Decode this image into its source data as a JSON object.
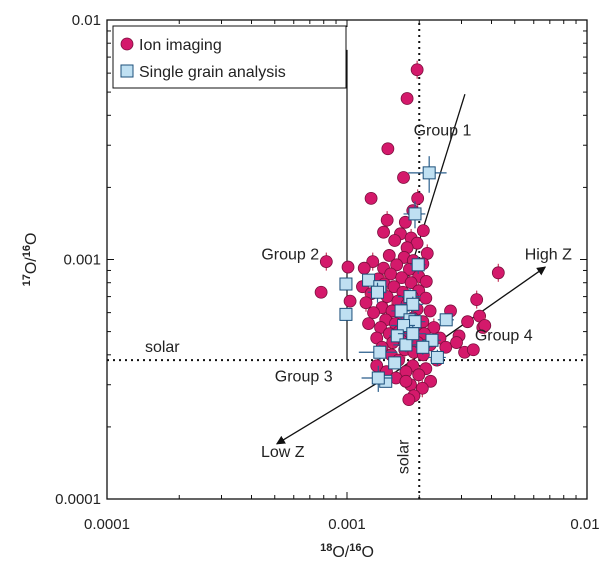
{
  "colors": {
    "ion": "#d4196b",
    "ion_stroke": "#7a0f3d",
    "grain_fill": "#bfe0f2",
    "grain_stroke": "#1c4f7a",
    "errbar": "#c63a5f",
    "grain_errbar": "#2a5e8c"
  },
  "chart_data": {
    "type": "scatter",
    "log_x": true,
    "log_y": true,
    "xlim": [
      0.0001,
      0.01
    ],
    "ylim": [
      0.0001,
      0.01
    ],
    "xticks": [
      "0.0001",
      "0.001",
      "0.01"
    ],
    "yticks": [
      "0.0001",
      "0.001",
      "0.01"
    ],
    "xlabel": {
      "sup": "18",
      "base": "O/",
      "sup2": "16",
      "base2": "O"
    },
    "ylabel": {
      "sup": "17",
      "base": "O/",
      "sup2": "16",
      "base2": "O"
    },
    "grid": false,
    "legend": {
      "placement": "top-left",
      "entries": [
        {
          "name": "Ion imaging",
          "marker": "circle"
        },
        {
          "name": "Single grain analysis",
          "marker": "square"
        }
      ]
    },
    "reference_lines": [
      {
        "orientation": "horizontal",
        "value": 0.00038,
        "style": "dotted",
        "label": "solar"
      },
      {
        "orientation": "vertical",
        "value": 0.002,
        "style": "dotted",
        "label": "solar"
      },
      {
        "orientation": "vertical",
        "value": 0.001,
        "style": "solid",
        "y_from": 0.00038,
        "y_to": 0.0075
      }
    ],
    "lines": [
      {
        "from": [
          0.0018,
          0.00085
        ],
        "to": [
          0.0031,
          0.0049
        ],
        "arrow": false
      },
      {
        "from": [
          0.0016,
          0.00034
        ],
        "to": [
          0.0067,
          0.00093
        ],
        "arrow": true
      },
      {
        "from": [
          0.0016,
          0.00034
        ],
        "to": [
          0.00051,
          0.00017
        ],
        "arrow": true
      }
    ],
    "annotations": [
      {
        "text": "Group 1",
        "x": 0.0025,
        "y": 0.0033
      },
      {
        "text": "Group 2",
        "x": 0.00058,
        "y": 0.001
      },
      {
        "text": "Group 3",
        "x": 0.00066,
        "y": 0.00031
      },
      {
        "text": "Group 4",
        "x": 0.0045,
        "y": 0.00046
      },
      {
        "text": "High Z",
        "x": 0.0069,
        "y": 0.001
      },
      {
        "text": "Low Z",
        "x": 0.00054,
        "y": 0.00015
      },
      {
        "text": "solar",
        "x": 0.00017,
        "y": 0.00041
      },
      {
        "text": "solar",
        "x": 0.0018,
        "y": 0.00015,
        "rotated": true
      }
    ],
    "series": [
      {
        "name": "Ion imaging",
        "marker": "circle",
        "points": [
          [
            0.00196,
            0.0062
          ],
          [
            0.00178,
            0.0047
          ],
          [
            0.00148,
            0.0029
          ],
          [
            0.00172,
            0.0022
          ],
          [
            0.00197,
            0.0018
          ],
          [
            0.00126,
            0.0018
          ],
          [
            0.00188,
            0.0016
          ],
          [
            0.00175,
            0.00143
          ],
          [
            0.00147,
            0.00146
          ],
          [
            0.00208,
            0.00132
          ],
          [
            0.00167,
            0.00128
          ],
          [
            0.00142,
            0.0013
          ],
          [
            0.00185,
            0.00123
          ],
          [
            0.00158,
            0.0012
          ],
          [
            0.00196,
            0.00117
          ],
          [
            0.00178,
            0.00112
          ],
          [
            0.00216,
            0.00106
          ],
          [
            0.0015,
            0.00104
          ],
          [
            0.00173,
            0.00102
          ],
          [
            0.00189,
            0.00099
          ],
          [
            0.00128,
            0.00098
          ],
          [
            0.00207,
            0.00096
          ],
          [
            0.00161,
            0.00095
          ],
          [
            0.00142,
            0.00092
          ],
          [
            0.00182,
            0.00091
          ],
          [
            0.00101,
            0.00093
          ],
          [
            0.00118,
            0.00092
          ],
          [
            0.00152,
            0.00087
          ],
          [
            0.00199,
            0.00085
          ],
          [
            0.00169,
            0.00084
          ],
          [
            0.00135,
            0.00083
          ],
          [
            0.00185,
            0.0008
          ],
          [
            0.00143,
            0.00079
          ],
          [
            0.00214,
            0.00081
          ],
          [
            0.00116,
            0.00077
          ],
          [
            0.00157,
            0.00077
          ],
          [
            0.00199,
            0.00074
          ],
          [
            0.00171,
            0.00073
          ],
          [
            0.00126,
            0.00072
          ],
          [
            0.00187,
            0.0007
          ],
          [
            0.00147,
            0.0007
          ],
          [
            0.00213,
            0.00069
          ],
          [
            0.00163,
            0.00067
          ],
          [
            0.00103,
            0.00067
          ],
          [
            0.0012,
            0.00066
          ],
          [
            0.00178,
            0.00065
          ],
          [
            0.0014,
            0.00063
          ],
          [
            0.00196,
            0.00062
          ],
          [
            0.00154,
            0.00061
          ],
          [
            0.00222,
            0.00061
          ],
          [
            0.00129,
            0.0006
          ],
          [
            0.00168,
            0.00058
          ],
          [
            0.00188,
            0.00057
          ],
          [
            0.00145,
            0.00056
          ],
          [
            0.00207,
            0.00055
          ],
          [
            0.00159,
            0.00054
          ],
          [
            0.00177,
            0.00053
          ],
          [
            0.00123,
            0.00054
          ],
          [
            0.00138,
            0.00052
          ],
          [
            0.00193,
            0.00051
          ],
          [
            0.0023,
            0.00052
          ],
          [
            0.00165,
            0.0005
          ],
          [
            0.0015,
            0.00049
          ],
          [
            0.0021,
            0.00049
          ],
          [
            0.00182,
            0.00048
          ],
          [
            0.00133,
            0.00047
          ],
          [
            0.00244,
            0.00047
          ],
          [
            0.00168,
            0.00046
          ],
          [
            0.00155,
            0.00045
          ],
          [
            0.00197,
            0.00045
          ],
          [
            0.00222,
            0.00044
          ],
          [
            0.0014,
            0.00043
          ],
          [
            0.00174,
            0.00042
          ],
          [
            0.00258,
            0.00043
          ],
          [
            0.0019,
            0.00041
          ],
          [
            0.00208,
            0.0004
          ],
          [
            0.00153,
            0.0004
          ],
          [
            0.00164,
            0.00038
          ],
          [
            0.00237,
            0.00038
          ],
          [
            0.00133,
            0.00036
          ],
          [
            0.00188,
            0.00036
          ],
          [
            0.00213,
            0.00035
          ],
          [
            0.00176,
            0.00034
          ],
          [
            0.00146,
            0.00034
          ],
          [
            0.00199,
            0.00033
          ],
          [
            0.0016,
            0.00032
          ],
          [
            0.00223,
            0.00031
          ],
          [
            0.00184,
            0.0003
          ],
          [
            0.00206,
            0.00029
          ],
          [
            0.0019,
            0.00027
          ],
          [
            0.00176,
            0.00031
          ],
          [
            0.00181,
            0.00026
          ],
          [
            0.00082,
            0.00098
          ],
          [
            0.00078,
            0.00073
          ],
          [
            0.00318,
            0.00055
          ],
          [
            0.00293,
            0.00048
          ],
          [
            0.00347,
            0.00068
          ],
          [
            0.00368,
            0.00052
          ],
          [
            0.00357,
            0.00058
          ],
          [
            0.00309,
            0.00041
          ],
          [
            0.00427,
            0.00088
          ],
          [
            0.0027,
            0.00061
          ],
          [
            0.00286,
            0.00045
          ],
          [
            0.00336,
            0.00042
          ],
          [
            0.00375,
            0.00053
          ]
        ]
      },
      {
        "name": "Single grain analysis",
        "marker": "square",
        "points": [
          [
            0.0022,
            0.0023,
            0.0004,
            0.0004
          ],
          [
            0.00192,
            0.00155,
            0.0002,
            0.0002
          ],
          [
            0.00198,
            0.00095,
            0.00015,
            8e-05
          ],
          [
            0.00099,
            0.00079,
            0,
            0
          ],
          [
            0.00123,
            0.00082,
            0,
            0
          ],
          [
            0.00137,
            0.00077,
            0.0001,
            0
          ],
          [
            0.00134,
            0.00073,
            0.00012,
            7e-05
          ],
          [
            0.00183,
            0.0007,
            0.0002,
            6e-05
          ],
          [
            0.00188,
            0.00065,
            0.0002,
            5e-05
          ],
          [
            0.00168,
            0.00061,
            0.00015,
            5e-05
          ],
          [
            0.00183,
            0.00056,
            0.00018,
            4e-05
          ],
          [
            0.00192,
            0.00055,
            0.0002,
            4e-05
          ],
          [
            0.00172,
            0.00053,
            0.0002,
            4e-05
          ],
          [
            0.00259,
            0.00056,
            0.0002,
            3e-05
          ],
          [
            0.00099,
            0.00059,
            0,
            0
          ],
          [
            0.00162,
            0.00048,
            0.00012,
            3e-05
          ],
          [
            0.00176,
            0.00044,
            0.0002,
            3e-05
          ],
          [
            0.00188,
            0.00049,
            0.00025,
            4e-05
          ],
          [
            0.00226,
            0.00046,
            0.0002,
            3e-05
          ],
          [
            0.00238,
            0.00039,
            0.0002,
            3e-05
          ],
          [
            0.00137,
            0.00041,
            0.00025,
            3e-05
          ],
          [
            0.00158,
            0.00037,
            0,
            0
          ],
          [
            0.00145,
            0.00031,
            0,
            0
          ],
          [
            0.00135,
            0.00032,
            0.0002,
            4e-05
          ],
          [
            0.00207,
            0.00043,
            0.00015,
            3e-05
          ]
        ]
      }
    ]
  }
}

**Required work:** Take every line from the data that contains the word "analysis".

**Right answer:**
          "name": "Single grain analysis",
        "name": "Single grain analysis",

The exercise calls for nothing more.